Start of MATERIALS PROVIDED

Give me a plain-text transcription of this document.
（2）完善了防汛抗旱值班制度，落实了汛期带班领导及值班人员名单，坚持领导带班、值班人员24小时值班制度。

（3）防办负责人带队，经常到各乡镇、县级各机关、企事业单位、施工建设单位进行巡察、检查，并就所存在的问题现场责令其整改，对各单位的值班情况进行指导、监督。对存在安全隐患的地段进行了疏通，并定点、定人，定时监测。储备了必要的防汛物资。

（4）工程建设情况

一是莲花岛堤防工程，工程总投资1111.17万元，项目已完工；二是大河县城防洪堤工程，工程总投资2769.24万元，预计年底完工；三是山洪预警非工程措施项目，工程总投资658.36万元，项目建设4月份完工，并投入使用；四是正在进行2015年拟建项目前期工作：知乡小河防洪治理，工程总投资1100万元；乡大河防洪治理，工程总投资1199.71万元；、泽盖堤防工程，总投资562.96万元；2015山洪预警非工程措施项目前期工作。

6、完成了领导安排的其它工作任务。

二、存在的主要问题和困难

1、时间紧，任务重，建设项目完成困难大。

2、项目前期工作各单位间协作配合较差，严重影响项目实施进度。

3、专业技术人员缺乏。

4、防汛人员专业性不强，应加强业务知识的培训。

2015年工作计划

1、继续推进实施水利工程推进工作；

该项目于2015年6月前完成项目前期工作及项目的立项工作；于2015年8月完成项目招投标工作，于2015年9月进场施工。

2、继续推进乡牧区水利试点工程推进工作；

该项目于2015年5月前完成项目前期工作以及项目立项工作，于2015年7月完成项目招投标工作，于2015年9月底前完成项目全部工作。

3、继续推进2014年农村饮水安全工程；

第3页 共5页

End of MATERIALS PROVIDED

* GOAL
Using the entries above, please restate each one word for word.

* SOLUTION TO THIS TASK
Give me a plain-text transcription of this document.
（2）完善了防汛抗旱值班制度，落实了汛期带班领导及值班人员名单，坚持领导带班、值班人员24小时值班制度。

（3）防办负责人带队，经常到各乡镇、县级各机关、企事业单位、施工建设单位进行巡察、检查，并就所存在的问题现场责令其整改，对各单位的值班情况进行指导、监督。对存在安全隐患的地段进行了疏通，并定点、定人，定时监测。储备了必要的防汛物资。

（4）工程建设情况

一是莲花岛堤防工程，工程总投资1111.17万元，项目已完工；二是大河县城防洪堤工程，工程总投资2769.24万元，预计年底完工；三是山洪预警非工程措施项目，工程总投资658.36万元，项目建设4月份完工，并投入使用；四是正在进行2015年拟建项目前期工作：知乡小河防洪治理，工程总投资1100万元；乡大河防洪治理，工程总投资1199.71万元；、泽盖堤防工程，总投资562.96万元；2015山洪预警非工程措施项目前期工作。

6、完成了领导安排的其它工作任务。

二、存在的主要问题和困难

1、时间紧，任务重，建设项目完成困难大。

2、项目前期工作各单位间协作配合较差，严重影响项目实施进度。

3、专业技术人员缺乏。

4、防汛人员专业性不强，应加强业务知识的培训。

2015年工作计划

1、继续推进实施水利工程推进工作；

该项目于2015年6月前完成项目前期工作及项目的立项工作；于2015年8月完成项目招投标工作，于2015年9月进场施工。

2、继续推进乡牧区水利试点工程推进工作；

该项目于2015年5月前完成项目前期工作以及项目立项工作，于2015年7月完成项目招投标工作，于2015年9月底前完成项目全部工作。

3、继续推进2014年农村饮水安全工程；

第3页 共5页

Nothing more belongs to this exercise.